TASK STATEMENT: Write the data out again, character for character, with no images.

Excerpt from a dataset

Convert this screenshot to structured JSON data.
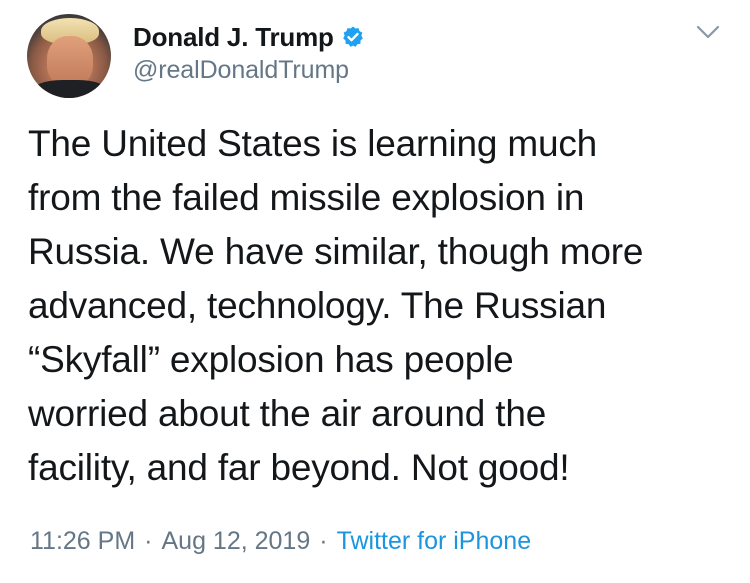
{
  "author": {
    "display_name": "Donald J. Trump",
    "handle": "@realDonaldTrump",
    "verified": true
  },
  "tweet": {
    "text": "The United States is learning much\nfrom the failed missile explosion in\nRussia. We have similar, though more\nadvanced, technology. The Russian\n“Skyfall” explosion has people\nworried about the air around the\nfacility, and far beyond. Not good!",
    "time": "11:26 PM",
    "separator": "·",
    "date": "Aug 12, 2019",
    "source": "Twitter for iPhone"
  },
  "icons": {
    "verified": "verified-badge-icon",
    "menu": "chevron-down-icon"
  },
  "colors": {
    "text": "#14171a",
    "secondary": "#657786",
    "link": "#1b95e0",
    "verified": "#1da1f2"
  }
}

RESULT OF THE EXERCISE:
Convert this screenshot to structured JSON data.
{
  "author": {
    "display_name": "Donald J. Trump",
    "handle": "@realDonaldTrump",
    "verified": true
  },
  "tweet": {
    "text": "The United States is learning much\nfrom the failed missile explosion in\nRussia. We have similar, though more\nadvanced, technology. The Russian\n“Skyfall” explosion has people\nworried about the air around the\nfacility, and far beyond. Not good!",
    "time": "11:26 PM",
    "separator": "·",
    "date": "Aug 12, 2019",
    "source": "Twitter for iPhone"
  },
  "icons": {
    "verified": "verified-badge-icon",
    "menu": "chevron-down-icon"
  },
  "colors": {
    "text": "#14171a",
    "secondary": "#657786",
    "link": "#1b95e0",
    "verified": "#1da1f2"
  }
}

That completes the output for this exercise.